▶ Excerpted data

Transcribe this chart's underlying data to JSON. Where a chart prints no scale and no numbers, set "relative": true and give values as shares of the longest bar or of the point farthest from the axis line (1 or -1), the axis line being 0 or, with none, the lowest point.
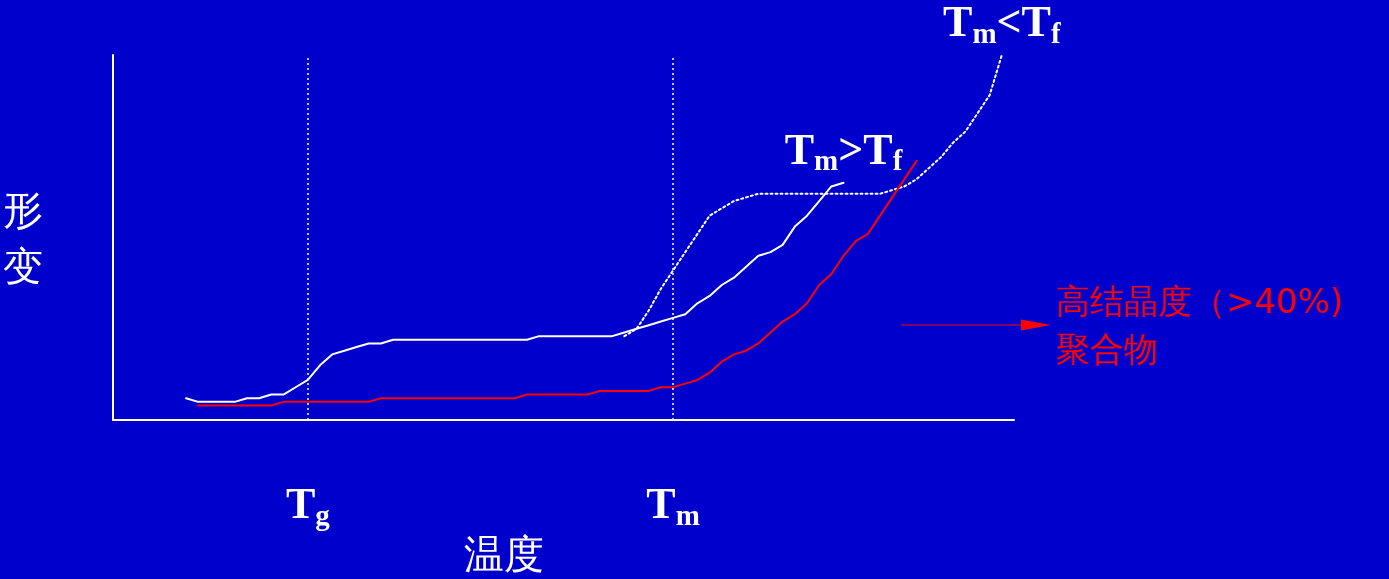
{
  "chart_data": {
    "type": "line",
    "relative": true,
    "xlabel": "温度",
    "ylabel": "形变",
    "categories": [
      null,
      null,
      null,
      null,
      null,
      null,
      null,
      null,
      null,
      null,
      null,
      null,
      null,
      null,
      null,
      null,
      "T$_{g}$",
      null,
      null,
      null,
      null,
      null,
      null,
      null,
      null,
      null,
      null,
      null,
      null,
      null,
      null,
      null,
      null,
      null,
      null,
      null,
      null,
      null,
      null,
      null,
      null,
      null,
      null,
      null,
      null,
      null,
      "T$_{m}$",
      null,
      null,
      null,
      null,
      null,
      null,
      null,
      null,
      null,
      null,
      null,
      null,
      null,
      null,
      null,
      null,
      null,
      null,
      null,
      null,
      null,
      null,
      null,
      null,
      null,
      null,
      null,
      null
    ],
    "ref_lines": [
      {
        "axis": "x",
        "value": "T$_{g}$",
        "label": null,
        "color": "#ffffff",
        "line_style": "dotted"
      },
      {
        "axis": "x",
        "value": "T$_{m}$",
        "label": null,
        "color": "#ffffff",
        "line_style": "dotted"
      }
    ],
    "marker": "none",
    "grid": false,
    "legend": "right",
    "series": [
      {
        "name": "T$_{m}$>T$_{f}$",
        "color": "#ffffff",
        "line_style": "solid",
        "values": [
          null,
          null,
          null,
          null,
          null,
          null,
          0.06,
          0.05,
          0.05,
          0.05,
          0.05,
          0.06,
          0.06,
          0.07,
          0.07,
          0.09,
          0.11,
          0.15,
          0.18,
          0.19,
          0.2,
          0.21,
          0.21,
          0.22,
          0.22,
          0.22,
          0.22,
          0.22,
          0.22,
          0.22,
          0.22,
          0.22,
          0.22,
          0.22,
          0.22,
          0.23,
          0.23,
          0.23,
          0.23,
          0.23,
          0.23,
          0.23,
          0.24,
          0.25,
          0.26,
          0.27,
          0.28,
          0.29,
          0.32,
          0.34,
          0.37,
          0.39,
          0.42,
          0.45,
          0.46,
          0.48,
          0.53,
          0.56,
          0.6,
          0.64,
          0.65,
          null,
          null,
          null,
          null,
          null,
          null,
          null,
          null,
          null,
          null,
          null,
          null,
          null,
          null
        ]
      },
      {
        "name": "T$_{m}$<T$_{f}$",
        "color": "#ffffff",
        "line_style": "dotted",
        "values": [
          null,
          null,
          null,
          null,
          null,
          null,
          null,
          null,
          null,
          null,
          null,
          null,
          null,
          null,
          null,
          null,
          null,
          null,
          null,
          null,
          null,
          null,
          null,
          null,
          null,
          null,
          null,
          null,
          null,
          null,
          null,
          null,
          null,
          null,
          null,
          null,
          null,
          null,
          null,
          null,
          null,
          null,
          0.23,
          0.25,
          0.3,
          0.36,
          0.41,
          0.46,
          0.51,
          0.56,
          0.58,
          0.6,
          0.61,
          0.62,
          0.62,
          0.62,
          0.62,
          0.62,
          0.62,
          0.62,
          0.62,
          0.62,
          0.62,
          0.62,
          0.63,
          0.64,
          0.66,
          0.69,
          0.72,
          0.76,
          0.79,
          0.84,
          0.89,
          1.0,
          null
        ]
      },
      {
        "name": "高结晶度（>40%) 聚合物",
        "color": "#ff0000",
        "line_style": "solid",
        "values": [
          null,
          null,
          null,
          null,
          null,
          null,
          null,
          0.04,
          0.04,
          0.04,
          0.04,
          0.04,
          0.04,
          0.04,
          0.05,
          0.05,
          0.05,
          0.05,
          0.05,
          0.05,
          0.05,
          0.05,
          0.06,
          0.06,
          0.06,
          0.06,
          0.06,
          0.06,
          0.06,
          0.06,
          0.06,
          0.06,
          0.06,
          0.06,
          0.07,
          0.07,
          0.07,
          0.07,
          0.07,
          0.07,
          0.08,
          0.08,
          0.08,
          0.08,
          0.08,
          0.09,
          0.09,
          0.1,
          0.11,
          0.13,
          0.16,
          0.18,
          0.19,
          0.21,
          0.24,
          0.27,
          0.29,
          0.32,
          0.37,
          0.4,
          0.45,
          0.49,
          0.51,
          0.56,
          0.61,
          0.66,
          0.71,
          null,
          null,
          null,
          null,
          null,
          null,
          null,
          null
        ]
      }
    ]
  }
}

▶ Problem description
Pictures are to be left out; the records above must be repeated word for word.

▶ Response
Transcribe this chart's underlying data to JSON. Where a chart prints no scale and no numbers, set "relative": true and give values as shares of the longest bar or of the point farthest from the axis line (1 or -1), the axis line being 0 or, with none, the lowest point.
{
  "chart_data": {
    "type": "line",
    "relative": true,
    "xlabel": "温度",
    "ylabel": "形变",
    "categories": [
      null,
      null,
      null,
      null,
      null,
      null,
      null,
      null,
      null,
      null,
      null,
      null,
      null,
      null,
      null,
      null,
      "T$_{g}$",
      null,
      null,
      null,
      null,
      null,
      null,
      null,
      null,
      null,
      null,
      null,
      null,
      null,
      null,
      null,
      null,
      null,
      null,
      null,
      null,
      null,
      null,
      null,
      null,
      null,
      null,
      null,
      null,
      null,
      "T$_{m}$",
      null,
      null,
      null,
      null,
      null,
      null,
      null,
      null,
      null,
      null,
      null,
      null,
      null,
      null,
      null,
      null,
      null,
      null,
      null,
      null,
      null,
      null,
      null,
      null,
      null,
      null,
      null,
      null
    ],
    "ref_lines": [
      {
        "axis": "x",
        "value": "T$_{g}$",
        "label": null,
        "color": "#ffffff",
        "line_style": "dotted"
      },
      {
        "axis": "x",
        "value": "T$_{m}$",
        "label": null,
        "color": "#ffffff",
        "line_style": "dotted"
      }
    ],
    "marker": "none",
    "grid": false,
    "legend": "right",
    "series": [
      {
        "name": "T$_{m}$>T$_{f}$",
        "color": "#ffffff",
        "line_style": "solid",
        "values": [
          null,
          null,
          null,
          null,
          null,
          null,
          0.06,
          0.05,
          0.05,
          0.05,
          0.05,
          0.06,
          0.06,
          0.07,
          0.07,
          0.09,
          0.11,
          0.15,
          0.18,
          0.19,
          0.2,
          0.21,
          0.21,
          0.22,
          0.22,
          0.22,
          0.22,
          0.22,
          0.22,
          0.22,
          0.22,
          0.22,
          0.22,
          0.22,
          0.22,
          0.23,
          0.23,
          0.23,
          0.23,
          0.23,
          0.23,
          0.23,
          0.24,
          0.25,
          0.26,
          0.27,
          0.28,
          0.29,
          0.32,
          0.34,
          0.37,
          0.39,
          0.42,
          0.45,
          0.46,
          0.48,
          0.53,
          0.56,
          0.6,
          0.64,
          0.65,
          null,
          null,
          null,
          null,
          null,
          null,
          null,
          null,
          null,
          null,
          null,
          null,
          null,
          null
        ]
      },
      {
        "name": "T$_{m}$<T$_{f}$",
        "color": "#ffffff",
        "line_style": "dotted",
        "values": [
          null,
          null,
          null,
          null,
          null,
          null,
          null,
          null,
          null,
          null,
          null,
          null,
          null,
          null,
          null,
          null,
          null,
          null,
          null,
          null,
          null,
          null,
          null,
          null,
          null,
          null,
          null,
          null,
          null,
          null,
          null,
          null,
          null,
          null,
          null,
          null,
          null,
          null,
          null,
          null,
          null,
          null,
          0.23,
          0.25,
          0.3,
          0.36,
          0.41,
          0.46,
          0.51,
          0.56,
          0.58,
          0.6,
          0.61,
          0.62,
          0.62,
          0.62,
          0.62,
          0.62,
          0.62,
          0.62,
          0.62,
          0.62,
          0.62,
          0.62,
          0.63,
          0.64,
          0.66,
          0.69,
          0.72,
          0.76,
          0.79,
          0.84,
          0.89,
          1.0,
          null
        ]
      },
      {
        "name": "高结晶度（>40%) 聚合物",
        "color": "#ff0000",
        "line_style": "solid",
        "values": [
          null,
          null,
          null,
          null,
          null,
          null,
          null,
          0.04,
          0.04,
          0.04,
          0.04,
          0.04,
          0.04,
          0.04,
          0.05,
          0.05,
          0.05,
          0.05,
          0.05,
          0.05,
          0.05,
          0.05,
          0.06,
          0.06,
          0.06,
          0.06,
          0.06,
          0.06,
          0.06,
          0.06,
          0.06,
          0.06,
          0.06,
          0.06,
          0.07,
          0.07,
          0.07,
          0.07,
          0.07,
          0.07,
          0.08,
          0.08,
          0.08,
          0.08,
          0.08,
          0.09,
          0.09,
          0.1,
          0.11,
          0.13,
          0.16,
          0.18,
          0.19,
          0.21,
          0.24,
          0.27,
          0.29,
          0.32,
          0.37,
          0.4,
          0.45,
          0.49,
          0.51,
          0.56,
          0.61,
          0.66,
          0.71,
          null,
          null,
          null,
          null,
          null,
          null,
          null,
          null
        ]
      }
    ]
  }
}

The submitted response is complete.